* START Data provided *

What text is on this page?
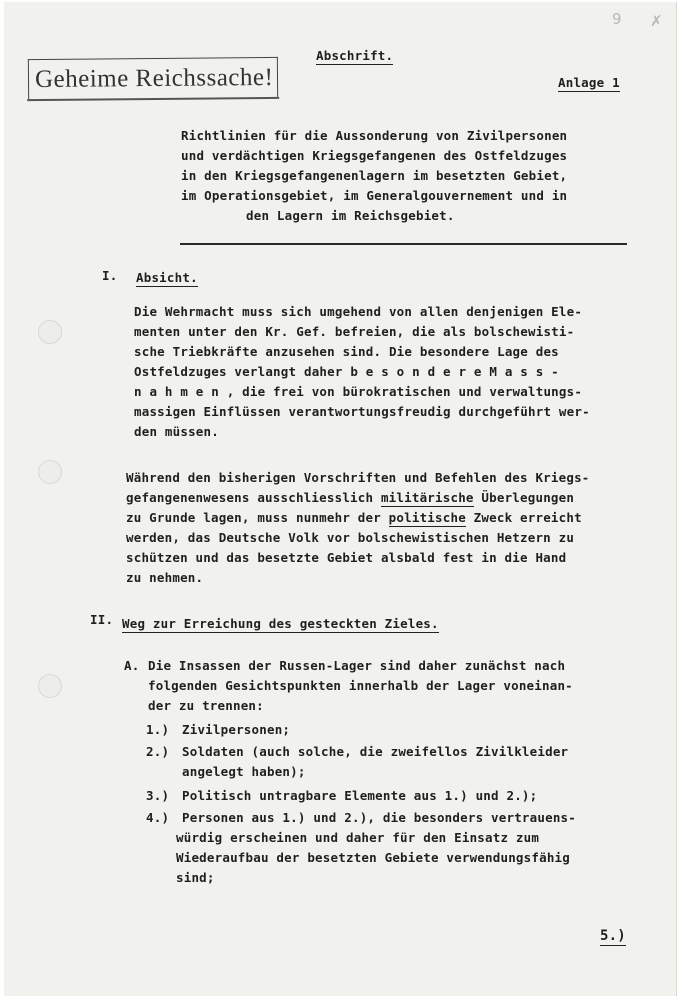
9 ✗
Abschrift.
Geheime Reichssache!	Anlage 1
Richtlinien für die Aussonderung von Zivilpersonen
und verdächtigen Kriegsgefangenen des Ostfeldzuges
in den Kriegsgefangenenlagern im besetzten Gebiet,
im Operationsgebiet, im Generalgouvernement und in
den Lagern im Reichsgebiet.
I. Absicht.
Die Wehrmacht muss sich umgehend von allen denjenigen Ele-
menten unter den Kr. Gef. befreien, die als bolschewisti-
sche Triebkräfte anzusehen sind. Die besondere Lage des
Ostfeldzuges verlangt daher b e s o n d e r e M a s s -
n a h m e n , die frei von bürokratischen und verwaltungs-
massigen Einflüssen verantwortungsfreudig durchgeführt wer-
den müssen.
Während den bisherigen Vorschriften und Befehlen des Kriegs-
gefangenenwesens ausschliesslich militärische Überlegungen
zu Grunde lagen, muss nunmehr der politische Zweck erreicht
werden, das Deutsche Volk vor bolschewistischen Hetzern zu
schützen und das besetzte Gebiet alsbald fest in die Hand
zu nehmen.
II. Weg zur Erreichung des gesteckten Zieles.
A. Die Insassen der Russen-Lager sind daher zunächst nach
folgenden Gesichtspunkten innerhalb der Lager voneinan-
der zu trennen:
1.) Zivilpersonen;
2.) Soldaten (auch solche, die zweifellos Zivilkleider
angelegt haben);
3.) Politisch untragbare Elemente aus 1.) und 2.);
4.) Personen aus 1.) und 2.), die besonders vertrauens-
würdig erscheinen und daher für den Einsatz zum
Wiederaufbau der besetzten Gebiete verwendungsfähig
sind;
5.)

* END Data provided *

> Problem requirements: Your task is to pick out every line with the string "daher" and copy it.

> Reply:
Ostfeldzuges verlangt daher b e s o n d e r e M a s s -
A. Die Insassen der Russen-Lager sind daher zunächst nach
würdig erscheinen und daher für den Einsatz zum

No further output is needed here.